READING PASSAGE:
As a minister of human rights, my question is: Who is there to defend the notion of human rights? Am I going to allow a situation where, in a month or two, people will no longer have any rights? I cannot do that. There are currently men in Algeria who are assuming their responsibilities. There is a great part of the population that feels reassured. We are going to take the time to set up real institutions to lead this country toward real democracy – not some pretext of using a democratic process that ends up killing democracy.6

The Crackdown on the Islamic Salvation Front (FIS)

While denouncing the new regime as unconstitutional and urging civilians and soldiers not to recognize its authority, senior FIS officials urged calm and avoided calls for violence in their statements and communiqués. In a sermon at ash-Shafi' mosque in suburban Algiers on January 14, Hachani vowed that the "FIS will remain within the legal framework without renouncing its plan for an Islamic state." He called on Algerians to "keep calm," while urging them "to defend their choice and plans, and to reject all plots attempting to hijack their will and delay the process of change."7

The following day, Hachani insisted at a press conference that his party would "pursue the implementation of its program in a peaceful manner and reject the use of violence," adding that there was no question of abandoning "its plan to install an Islamic state."8 The appeal for calm continued through the end of the month. Hachani told worshippers at the Friday prayer January 17: "I ask you for vigilance and to avoid all provocation."9 Following Hachani's arrest, FIS foreign affairs spokesman Rabah Kebir called on the faithful on January 24 to "pray in calm, go out again in calm, and to give no one the opportunity to rejoice in the misfortune of a Muslim."10

While the leadership carefully avoided explicit calls for violence, there were clearly splits within the FIS about tactics. Scattered confrontations with security forces began two days after the cancellation of the elections, and escalated as it became apparent that the government's aim was to decapitate the leadership of the FIS and destroy the party as a political force.

Stored dataset lines:

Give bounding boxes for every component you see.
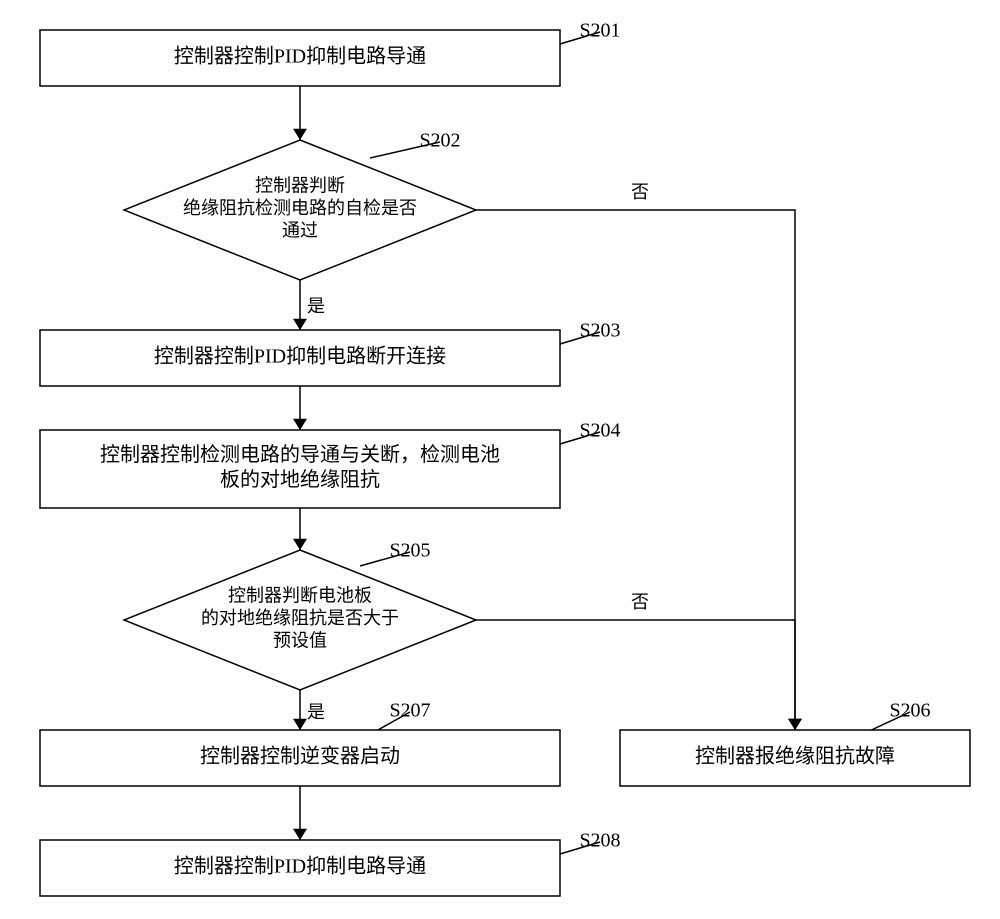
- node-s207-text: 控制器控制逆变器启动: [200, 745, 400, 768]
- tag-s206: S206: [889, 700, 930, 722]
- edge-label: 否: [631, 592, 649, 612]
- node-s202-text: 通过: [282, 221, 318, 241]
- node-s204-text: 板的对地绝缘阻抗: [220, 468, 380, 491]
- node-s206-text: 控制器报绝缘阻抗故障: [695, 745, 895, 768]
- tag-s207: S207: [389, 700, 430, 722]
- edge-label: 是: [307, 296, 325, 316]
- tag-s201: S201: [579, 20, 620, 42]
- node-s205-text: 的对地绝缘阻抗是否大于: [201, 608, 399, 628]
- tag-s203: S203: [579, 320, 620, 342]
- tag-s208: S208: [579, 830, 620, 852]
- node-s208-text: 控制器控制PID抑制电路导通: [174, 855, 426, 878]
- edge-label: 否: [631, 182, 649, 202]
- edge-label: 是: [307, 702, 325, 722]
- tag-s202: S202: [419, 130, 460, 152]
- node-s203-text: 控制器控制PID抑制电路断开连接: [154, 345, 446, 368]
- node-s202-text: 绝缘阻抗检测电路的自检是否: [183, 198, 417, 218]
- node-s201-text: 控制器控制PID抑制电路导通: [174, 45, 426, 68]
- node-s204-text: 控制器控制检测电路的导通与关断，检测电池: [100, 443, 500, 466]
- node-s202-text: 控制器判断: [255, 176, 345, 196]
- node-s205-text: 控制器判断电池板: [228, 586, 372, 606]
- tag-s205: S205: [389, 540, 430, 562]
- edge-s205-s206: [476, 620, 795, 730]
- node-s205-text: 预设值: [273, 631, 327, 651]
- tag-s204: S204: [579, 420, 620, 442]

REQUIRED ACTIONS:
1. Answer these questions from the Algeria passage:
(a) At which mosque did Hachani give his sermon on January 14?
(b) What role did Rabah Kebir hold in the FIS?
(c) How many days after the elections were canceled did scattered confrontations with security forces begin?
2. Write out the part of the Algeria passage starting with "As a minister" and going on through "Salvation Front (FIS)", substituting "civil liberties" for "human rights".
Rely on the Algeria passage alone.

RESPONSES FOR EACH TASK:
1.
(a) The ash-Shafi' mosque in suburban Algiers.
(b) He was the FIS foreign affairs spokesman.
(c) Two days.

2.
As a minister of civil liberties, my question is: Who is there to defend the notion of civil liberties? Am I going to allow a situation where, in a month or two, people will no longer have any rights? I cannot do that. There are currently men in Algeria who are assuming their responsibilities. There is a great part of the population that feels reassured. We are going to take the time to set up real institutions to lead this country toward real democracy – not some pretext of using a democratic process that ends up killing democracy.6

The Crackdown on the Islamic Salvation Front (FIS)